**Data records**
┌──
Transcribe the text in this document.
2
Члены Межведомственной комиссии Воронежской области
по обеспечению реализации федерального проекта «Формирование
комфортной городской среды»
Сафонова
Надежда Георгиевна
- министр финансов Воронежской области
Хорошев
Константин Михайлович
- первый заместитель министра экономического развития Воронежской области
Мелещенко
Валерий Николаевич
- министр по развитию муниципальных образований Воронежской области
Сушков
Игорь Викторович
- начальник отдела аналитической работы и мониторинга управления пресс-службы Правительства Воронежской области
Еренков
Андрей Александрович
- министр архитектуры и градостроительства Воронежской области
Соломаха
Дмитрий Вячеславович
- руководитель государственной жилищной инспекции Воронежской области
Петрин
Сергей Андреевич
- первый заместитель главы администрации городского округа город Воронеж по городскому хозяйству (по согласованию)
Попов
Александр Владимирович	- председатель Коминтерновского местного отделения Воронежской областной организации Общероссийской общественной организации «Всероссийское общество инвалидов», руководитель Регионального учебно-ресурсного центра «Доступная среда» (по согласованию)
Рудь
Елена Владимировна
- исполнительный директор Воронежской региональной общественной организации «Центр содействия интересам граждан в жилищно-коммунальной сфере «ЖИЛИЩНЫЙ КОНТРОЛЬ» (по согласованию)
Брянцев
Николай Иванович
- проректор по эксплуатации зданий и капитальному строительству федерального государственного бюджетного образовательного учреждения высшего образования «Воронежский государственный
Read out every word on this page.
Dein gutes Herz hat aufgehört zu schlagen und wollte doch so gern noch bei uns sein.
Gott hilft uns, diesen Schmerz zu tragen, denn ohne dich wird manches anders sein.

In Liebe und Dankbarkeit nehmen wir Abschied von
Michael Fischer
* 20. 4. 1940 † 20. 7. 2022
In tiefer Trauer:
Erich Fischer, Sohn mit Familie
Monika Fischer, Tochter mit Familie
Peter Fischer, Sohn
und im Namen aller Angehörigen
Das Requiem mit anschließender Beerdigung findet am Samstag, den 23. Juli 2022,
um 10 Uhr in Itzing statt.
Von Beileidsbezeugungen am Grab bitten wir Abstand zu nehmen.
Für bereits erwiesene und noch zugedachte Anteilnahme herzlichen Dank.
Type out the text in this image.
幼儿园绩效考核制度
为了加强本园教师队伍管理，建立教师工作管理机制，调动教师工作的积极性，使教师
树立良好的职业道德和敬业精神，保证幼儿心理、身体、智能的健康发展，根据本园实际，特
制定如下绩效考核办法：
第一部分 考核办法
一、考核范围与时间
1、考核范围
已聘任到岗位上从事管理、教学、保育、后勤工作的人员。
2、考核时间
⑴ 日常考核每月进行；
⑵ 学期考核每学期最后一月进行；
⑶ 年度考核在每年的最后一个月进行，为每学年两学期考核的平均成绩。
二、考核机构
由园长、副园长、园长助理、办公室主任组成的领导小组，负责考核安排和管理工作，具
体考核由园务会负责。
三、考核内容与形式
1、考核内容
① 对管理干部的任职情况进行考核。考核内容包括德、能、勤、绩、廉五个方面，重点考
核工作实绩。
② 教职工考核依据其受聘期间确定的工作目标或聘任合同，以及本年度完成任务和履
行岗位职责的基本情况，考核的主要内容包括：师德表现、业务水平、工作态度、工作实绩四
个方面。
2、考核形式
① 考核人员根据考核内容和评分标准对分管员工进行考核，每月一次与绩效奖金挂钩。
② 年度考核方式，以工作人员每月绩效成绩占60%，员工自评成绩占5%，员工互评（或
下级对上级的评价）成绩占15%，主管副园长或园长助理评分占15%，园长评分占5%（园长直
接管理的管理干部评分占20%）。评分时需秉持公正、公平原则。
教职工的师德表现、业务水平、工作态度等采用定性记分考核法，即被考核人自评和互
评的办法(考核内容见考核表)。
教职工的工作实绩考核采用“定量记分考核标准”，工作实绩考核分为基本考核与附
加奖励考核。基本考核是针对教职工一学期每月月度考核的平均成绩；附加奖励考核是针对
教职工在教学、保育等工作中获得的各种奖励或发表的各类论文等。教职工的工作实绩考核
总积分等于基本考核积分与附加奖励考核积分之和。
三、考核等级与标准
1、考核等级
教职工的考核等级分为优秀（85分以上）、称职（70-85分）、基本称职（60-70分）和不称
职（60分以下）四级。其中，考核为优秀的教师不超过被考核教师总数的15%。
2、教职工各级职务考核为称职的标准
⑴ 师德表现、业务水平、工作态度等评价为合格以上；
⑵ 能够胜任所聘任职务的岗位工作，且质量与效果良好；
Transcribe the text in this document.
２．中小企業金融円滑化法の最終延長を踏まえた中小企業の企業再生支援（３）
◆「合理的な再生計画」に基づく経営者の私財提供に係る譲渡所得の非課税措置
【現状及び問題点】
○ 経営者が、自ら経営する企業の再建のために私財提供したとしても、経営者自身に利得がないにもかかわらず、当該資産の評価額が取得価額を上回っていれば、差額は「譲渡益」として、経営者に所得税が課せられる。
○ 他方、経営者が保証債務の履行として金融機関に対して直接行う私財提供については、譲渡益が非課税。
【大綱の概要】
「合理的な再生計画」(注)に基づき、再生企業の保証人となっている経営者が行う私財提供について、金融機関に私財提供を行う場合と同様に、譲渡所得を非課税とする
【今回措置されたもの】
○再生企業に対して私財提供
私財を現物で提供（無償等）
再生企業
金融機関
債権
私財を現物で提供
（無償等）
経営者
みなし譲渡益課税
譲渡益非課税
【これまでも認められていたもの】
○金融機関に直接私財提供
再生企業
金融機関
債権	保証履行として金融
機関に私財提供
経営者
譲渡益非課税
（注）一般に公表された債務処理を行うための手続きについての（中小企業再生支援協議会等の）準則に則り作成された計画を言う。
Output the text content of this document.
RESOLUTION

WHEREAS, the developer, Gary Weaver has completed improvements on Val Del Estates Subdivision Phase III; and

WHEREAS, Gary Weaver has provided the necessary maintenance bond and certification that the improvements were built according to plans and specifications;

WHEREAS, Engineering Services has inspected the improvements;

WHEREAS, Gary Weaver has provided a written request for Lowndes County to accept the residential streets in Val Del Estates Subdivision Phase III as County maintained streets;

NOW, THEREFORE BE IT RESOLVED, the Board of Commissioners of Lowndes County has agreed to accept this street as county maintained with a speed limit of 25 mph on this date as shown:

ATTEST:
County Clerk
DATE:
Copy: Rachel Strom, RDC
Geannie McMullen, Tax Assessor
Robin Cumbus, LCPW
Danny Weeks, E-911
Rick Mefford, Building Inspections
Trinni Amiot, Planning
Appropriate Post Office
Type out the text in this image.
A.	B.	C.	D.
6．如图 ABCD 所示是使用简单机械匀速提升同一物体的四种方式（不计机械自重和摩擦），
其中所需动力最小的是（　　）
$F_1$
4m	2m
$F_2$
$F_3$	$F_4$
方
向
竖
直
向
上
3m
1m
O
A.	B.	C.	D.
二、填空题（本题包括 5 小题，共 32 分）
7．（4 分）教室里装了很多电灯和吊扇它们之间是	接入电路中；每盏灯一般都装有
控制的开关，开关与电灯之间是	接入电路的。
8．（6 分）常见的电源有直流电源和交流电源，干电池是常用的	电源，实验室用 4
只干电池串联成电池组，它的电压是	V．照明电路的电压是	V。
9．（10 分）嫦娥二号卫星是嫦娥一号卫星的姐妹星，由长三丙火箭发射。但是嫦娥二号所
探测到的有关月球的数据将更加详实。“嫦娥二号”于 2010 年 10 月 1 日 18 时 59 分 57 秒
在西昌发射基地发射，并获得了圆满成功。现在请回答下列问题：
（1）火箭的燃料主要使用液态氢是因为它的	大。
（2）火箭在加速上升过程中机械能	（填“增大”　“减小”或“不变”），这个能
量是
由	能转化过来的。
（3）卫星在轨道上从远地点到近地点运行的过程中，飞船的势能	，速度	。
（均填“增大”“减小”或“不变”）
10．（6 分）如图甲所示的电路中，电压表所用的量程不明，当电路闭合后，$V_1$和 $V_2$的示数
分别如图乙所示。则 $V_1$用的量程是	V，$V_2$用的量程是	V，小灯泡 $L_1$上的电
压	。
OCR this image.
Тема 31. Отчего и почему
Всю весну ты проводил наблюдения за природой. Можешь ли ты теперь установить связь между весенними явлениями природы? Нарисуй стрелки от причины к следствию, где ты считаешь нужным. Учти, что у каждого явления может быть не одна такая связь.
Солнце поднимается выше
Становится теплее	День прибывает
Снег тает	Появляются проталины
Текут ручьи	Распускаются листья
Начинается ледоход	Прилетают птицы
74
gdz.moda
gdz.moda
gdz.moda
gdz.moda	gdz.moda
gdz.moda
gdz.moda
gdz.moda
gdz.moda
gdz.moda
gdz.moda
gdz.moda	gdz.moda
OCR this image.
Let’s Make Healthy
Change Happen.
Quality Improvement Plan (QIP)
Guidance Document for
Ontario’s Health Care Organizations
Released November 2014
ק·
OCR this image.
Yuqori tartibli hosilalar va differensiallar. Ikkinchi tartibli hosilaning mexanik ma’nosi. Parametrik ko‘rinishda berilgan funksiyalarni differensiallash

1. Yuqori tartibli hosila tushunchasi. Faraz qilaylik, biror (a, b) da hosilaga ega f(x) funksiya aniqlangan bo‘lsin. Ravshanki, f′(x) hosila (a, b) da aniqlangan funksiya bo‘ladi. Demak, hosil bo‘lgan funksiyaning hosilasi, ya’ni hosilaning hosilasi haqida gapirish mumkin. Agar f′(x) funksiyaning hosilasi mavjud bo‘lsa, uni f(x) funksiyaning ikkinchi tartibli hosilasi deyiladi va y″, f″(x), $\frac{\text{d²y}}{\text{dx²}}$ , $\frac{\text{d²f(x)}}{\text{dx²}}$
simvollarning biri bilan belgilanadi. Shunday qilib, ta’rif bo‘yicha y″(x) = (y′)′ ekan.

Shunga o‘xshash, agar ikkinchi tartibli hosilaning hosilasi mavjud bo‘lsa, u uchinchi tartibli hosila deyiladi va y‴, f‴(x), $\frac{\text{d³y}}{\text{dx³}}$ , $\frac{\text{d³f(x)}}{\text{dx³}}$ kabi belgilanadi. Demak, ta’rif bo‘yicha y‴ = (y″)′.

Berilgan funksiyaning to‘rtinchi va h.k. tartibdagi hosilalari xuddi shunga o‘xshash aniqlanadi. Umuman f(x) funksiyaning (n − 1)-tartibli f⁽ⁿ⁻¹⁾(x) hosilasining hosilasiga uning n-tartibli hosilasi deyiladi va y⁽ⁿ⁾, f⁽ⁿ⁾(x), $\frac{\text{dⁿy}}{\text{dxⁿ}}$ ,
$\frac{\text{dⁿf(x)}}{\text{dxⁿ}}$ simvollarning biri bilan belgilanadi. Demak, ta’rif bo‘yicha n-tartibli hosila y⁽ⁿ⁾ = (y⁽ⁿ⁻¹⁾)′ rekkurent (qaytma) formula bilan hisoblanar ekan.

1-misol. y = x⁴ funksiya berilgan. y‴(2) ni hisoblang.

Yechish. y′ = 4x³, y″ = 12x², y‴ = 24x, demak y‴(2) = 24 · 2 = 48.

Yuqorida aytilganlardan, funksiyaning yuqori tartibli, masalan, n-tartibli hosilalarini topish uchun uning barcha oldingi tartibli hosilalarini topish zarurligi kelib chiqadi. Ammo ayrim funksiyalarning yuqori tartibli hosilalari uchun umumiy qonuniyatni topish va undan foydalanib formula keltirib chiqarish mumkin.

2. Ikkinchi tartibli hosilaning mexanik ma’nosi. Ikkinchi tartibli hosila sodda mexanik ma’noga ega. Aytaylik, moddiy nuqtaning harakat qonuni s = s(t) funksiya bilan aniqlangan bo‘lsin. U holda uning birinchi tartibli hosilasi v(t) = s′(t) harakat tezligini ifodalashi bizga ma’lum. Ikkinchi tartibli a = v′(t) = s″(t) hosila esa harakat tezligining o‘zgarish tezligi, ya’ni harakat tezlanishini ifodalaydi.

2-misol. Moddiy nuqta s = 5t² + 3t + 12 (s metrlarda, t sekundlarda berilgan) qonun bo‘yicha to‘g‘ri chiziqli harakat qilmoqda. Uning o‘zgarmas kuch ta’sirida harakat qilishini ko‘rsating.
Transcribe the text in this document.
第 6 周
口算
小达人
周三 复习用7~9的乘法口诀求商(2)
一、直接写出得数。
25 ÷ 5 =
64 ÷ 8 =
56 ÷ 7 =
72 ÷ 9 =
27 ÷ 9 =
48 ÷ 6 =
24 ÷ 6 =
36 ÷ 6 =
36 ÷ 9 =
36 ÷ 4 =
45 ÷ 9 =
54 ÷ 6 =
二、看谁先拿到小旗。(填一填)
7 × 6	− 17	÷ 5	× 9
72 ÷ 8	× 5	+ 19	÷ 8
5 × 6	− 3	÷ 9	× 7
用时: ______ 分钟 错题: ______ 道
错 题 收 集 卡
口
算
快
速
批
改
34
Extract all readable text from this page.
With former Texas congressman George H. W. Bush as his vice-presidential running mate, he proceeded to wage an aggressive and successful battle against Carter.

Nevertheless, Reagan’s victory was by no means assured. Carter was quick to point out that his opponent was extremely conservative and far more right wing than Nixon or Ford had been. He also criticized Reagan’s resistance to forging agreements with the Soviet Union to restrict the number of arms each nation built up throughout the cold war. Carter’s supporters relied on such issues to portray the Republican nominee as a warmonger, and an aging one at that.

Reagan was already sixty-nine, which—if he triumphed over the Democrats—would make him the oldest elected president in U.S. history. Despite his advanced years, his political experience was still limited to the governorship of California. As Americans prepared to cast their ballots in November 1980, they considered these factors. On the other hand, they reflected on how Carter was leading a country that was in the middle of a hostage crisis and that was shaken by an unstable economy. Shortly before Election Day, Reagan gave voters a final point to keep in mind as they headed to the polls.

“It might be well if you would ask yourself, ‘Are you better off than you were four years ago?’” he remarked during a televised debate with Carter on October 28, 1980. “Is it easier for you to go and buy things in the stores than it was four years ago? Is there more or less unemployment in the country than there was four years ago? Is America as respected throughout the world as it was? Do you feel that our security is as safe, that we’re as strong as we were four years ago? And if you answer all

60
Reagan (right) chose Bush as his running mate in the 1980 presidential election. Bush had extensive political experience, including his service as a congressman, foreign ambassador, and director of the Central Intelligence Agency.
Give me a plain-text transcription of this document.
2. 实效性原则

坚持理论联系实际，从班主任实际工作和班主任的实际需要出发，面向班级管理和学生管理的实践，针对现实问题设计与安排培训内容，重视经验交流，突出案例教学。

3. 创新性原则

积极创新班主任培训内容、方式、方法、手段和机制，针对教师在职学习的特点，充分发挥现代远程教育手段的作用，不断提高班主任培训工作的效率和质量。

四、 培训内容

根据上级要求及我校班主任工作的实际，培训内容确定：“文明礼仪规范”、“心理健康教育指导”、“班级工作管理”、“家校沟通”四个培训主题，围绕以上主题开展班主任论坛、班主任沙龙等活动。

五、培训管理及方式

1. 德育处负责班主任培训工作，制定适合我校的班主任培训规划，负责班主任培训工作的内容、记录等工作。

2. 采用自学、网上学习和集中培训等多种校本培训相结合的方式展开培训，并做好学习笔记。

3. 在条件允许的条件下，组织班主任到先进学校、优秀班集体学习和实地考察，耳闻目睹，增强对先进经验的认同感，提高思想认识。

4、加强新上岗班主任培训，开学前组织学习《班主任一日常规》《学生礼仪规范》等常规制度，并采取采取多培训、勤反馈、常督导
└──
Locate the line with "Give me a plain-text" in the entries above; extract it and every line after it, verbatim.

**Task response**
Give me a plain-text transcription of this document.
2. 实效性原则

坚持理论联系实际，从班主任实际工作和班主任的实际需要出发，面向班级管理和学生管理的实践，针对现实问题设计与安排培训内容，重视经验交流，突出案例教学。

3. 创新性原则

积极创新班主任培训内容、方式、方法、手段和机制，针对教师在职学习的特点，充分发挥现代远程教育手段的作用，不断提高班主任培训工作的效率和质量。

四、 培训内容

根据上级要求及我校班主任工作的实际，培训内容确定：“文明礼仪规范”、“心理健康教育指导”、“班级工作管理”、“家校沟通”四个培训主题，围绕以上主题开展班主任论坛、班主任沙龙等活动。

五、培训管理及方式

1. 德育处负责班主任培训工作，制定适合我校的班主任培训规划，负责班主任培训工作的内容、记录等工作。

2. 采用自学、网上学习和集中培训等多种校本培训相结合的方式展开培训，并做好学习笔记。

3. 在条件允许的条件下，组织班主任到先进学校、优秀班集体学习和实地考察，耳闻目睹，增强对先进经验的认同感，提高思想认识。

4、加强新上岗班主任培训，开学前组织学习《班主任一日常规》《学生礼仪规范》等常规制度，并采取采取多培训、勤反馈、常督导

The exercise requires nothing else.